GIVEN REQUEST.
Are you able to quote each entry exactly as written?
::: ENTRIES PROVIDED :::
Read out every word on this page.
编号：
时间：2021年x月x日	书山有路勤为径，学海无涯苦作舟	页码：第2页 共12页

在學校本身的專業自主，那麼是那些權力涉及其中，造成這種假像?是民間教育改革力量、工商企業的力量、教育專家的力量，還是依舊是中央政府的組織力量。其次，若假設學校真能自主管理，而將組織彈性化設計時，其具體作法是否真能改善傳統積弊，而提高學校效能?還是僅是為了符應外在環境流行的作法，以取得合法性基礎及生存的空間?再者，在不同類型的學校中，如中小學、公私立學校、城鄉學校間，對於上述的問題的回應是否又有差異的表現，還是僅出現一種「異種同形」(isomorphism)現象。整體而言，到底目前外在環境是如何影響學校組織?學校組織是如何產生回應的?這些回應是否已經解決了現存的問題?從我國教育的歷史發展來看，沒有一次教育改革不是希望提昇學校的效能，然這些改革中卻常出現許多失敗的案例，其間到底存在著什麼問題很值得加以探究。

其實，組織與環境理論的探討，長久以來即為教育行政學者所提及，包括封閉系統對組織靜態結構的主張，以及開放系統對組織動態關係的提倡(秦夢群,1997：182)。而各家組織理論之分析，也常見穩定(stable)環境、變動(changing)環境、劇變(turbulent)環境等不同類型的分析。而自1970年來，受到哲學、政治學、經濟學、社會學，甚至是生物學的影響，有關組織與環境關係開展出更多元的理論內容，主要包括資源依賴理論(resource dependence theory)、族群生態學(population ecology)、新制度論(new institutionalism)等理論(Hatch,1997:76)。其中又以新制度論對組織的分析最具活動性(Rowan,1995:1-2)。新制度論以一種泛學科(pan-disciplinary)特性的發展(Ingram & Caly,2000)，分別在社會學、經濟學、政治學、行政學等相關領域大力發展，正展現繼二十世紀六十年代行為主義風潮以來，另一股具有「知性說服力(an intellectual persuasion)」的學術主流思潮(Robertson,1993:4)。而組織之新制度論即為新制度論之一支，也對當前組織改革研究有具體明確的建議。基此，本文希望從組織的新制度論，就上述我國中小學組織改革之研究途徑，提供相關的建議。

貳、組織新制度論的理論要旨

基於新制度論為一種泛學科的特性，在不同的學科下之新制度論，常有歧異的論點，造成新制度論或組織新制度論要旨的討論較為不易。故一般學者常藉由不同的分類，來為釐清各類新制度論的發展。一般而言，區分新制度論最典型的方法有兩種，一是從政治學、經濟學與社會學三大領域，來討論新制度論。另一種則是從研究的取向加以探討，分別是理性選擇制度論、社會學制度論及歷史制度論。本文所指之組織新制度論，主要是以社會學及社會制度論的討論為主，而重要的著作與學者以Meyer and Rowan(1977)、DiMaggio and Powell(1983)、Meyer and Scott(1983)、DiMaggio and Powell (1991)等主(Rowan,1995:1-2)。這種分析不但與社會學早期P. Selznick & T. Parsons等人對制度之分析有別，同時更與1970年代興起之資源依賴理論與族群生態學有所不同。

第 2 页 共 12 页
:::
FINAL ANSWER.
Read out every word on this page.
编号：
时间：2021年x月x日	书山有路勤为径，学海无涯苦作舟	页码：第2页 共12页

在學校本身的專業自主，那麼是那些權力涉及其中，造成這種假像?是民間教育改革力量、工商企業的力量、教育專家的力量，還是依舊是中央政府的組織力量。其次，若假設學校真能自主管理，而將組織彈性化設計時，其具體作法是否真能改善傳統積弊，而提高學校效能?還是僅是為了符應外在環境流行的作法，以取得合法性基礎及生存的空間?再者，在不同類型的學校中，如中小學、公私立學校、城鄉學校間，對於上述的問題的回應是否又有差異的表現，還是僅出現一種「異種同形」(isomorphism)現象。整體而言，到底目前外在環境是如何影響學校組織?學校組織是如何產生回應的?這些回應是否已經解決了現存的問題?從我國教育的歷史發展來看，沒有一次教育改革不是希望提昇學校的效能，然這些改革中卻常出現許多失敗的案例，其間到底存在著什麼問題很值得加以探究。

其實，組織與環境理論的探討，長久以來即為教育行政學者所提及，包括封閉系統對組織靜態結構的主張，以及開放系統對組織動態關係的提倡(秦夢群,1997：182)。而各家組織理論之分析，也常見穩定(stable)環境、變動(changing)環境、劇變(turbulent)環境等不同類型的分析。而自1970年來，受到哲學、政治學、經濟學、社會學，甚至是生物學的影響，有關組織與環境關係開展出更多元的理論內容，主要包括資源依賴理論(resource dependence theory)、族群生態學(population ecology)、新制度論(new institutionalism)等理論(Hatch,1997:76)。其中又以新制度論對組織的分析最具活動性(Rowan,1995:1-2)。新制度論以一種泛學科(pan-disciplinary)特性的發展(Ingram & Caly,2000)，分別在社會學、經濟學、政治學、行政學等相關領域大力發展，正展現繼二十世紀六十年代行為主義風潮以來，另一股具有「知性說服力(an intellectual persuasion)」的學術主流思潮(Robertson,1993:4)。而組織之新制度論即為新制度論之一支，也對當前組織改革研究有具體明確的建議。基此，本文希望從組織的新制度論，就上述我國中小學組織改革之研究途徑，提供相關的建議。

貳、組織新制度論的理論要旨

基於新制度論為一種泛學科的特性，在不同的學科下之新制度論，常有歧異的論點，造成新制度論或組織新制度論要旨的討論較為不易。故一般學者常藉由不同的分類，來為釐清各類新制度論的發展。一般而言，區分新制度論最典型的方法有兩種，一是從政治學、經濟學與社會學三大領域，來討論新制度論。另一種則是從研究的取向加以探討，分別是理性選擇制度論、社會學制度論及歷史制度論。本文所指之組織新制度論，主要是以社會學及社會制度論的討論為主，而重要的著作與學者以Meyer and Rowan(1977)、DiMaggio and Powell(1983)、Meyer and Scott(1983)、DiMaggio and Powell (1991)等主(Rowan,1995:1-2)。這種分析不但與社會學早期P. Selznick & T. Parsons等人對制度之分析有別，同時更與1970年代興起之資源依賴理論與族群生態學有所不同。

第 2 页 共 12 页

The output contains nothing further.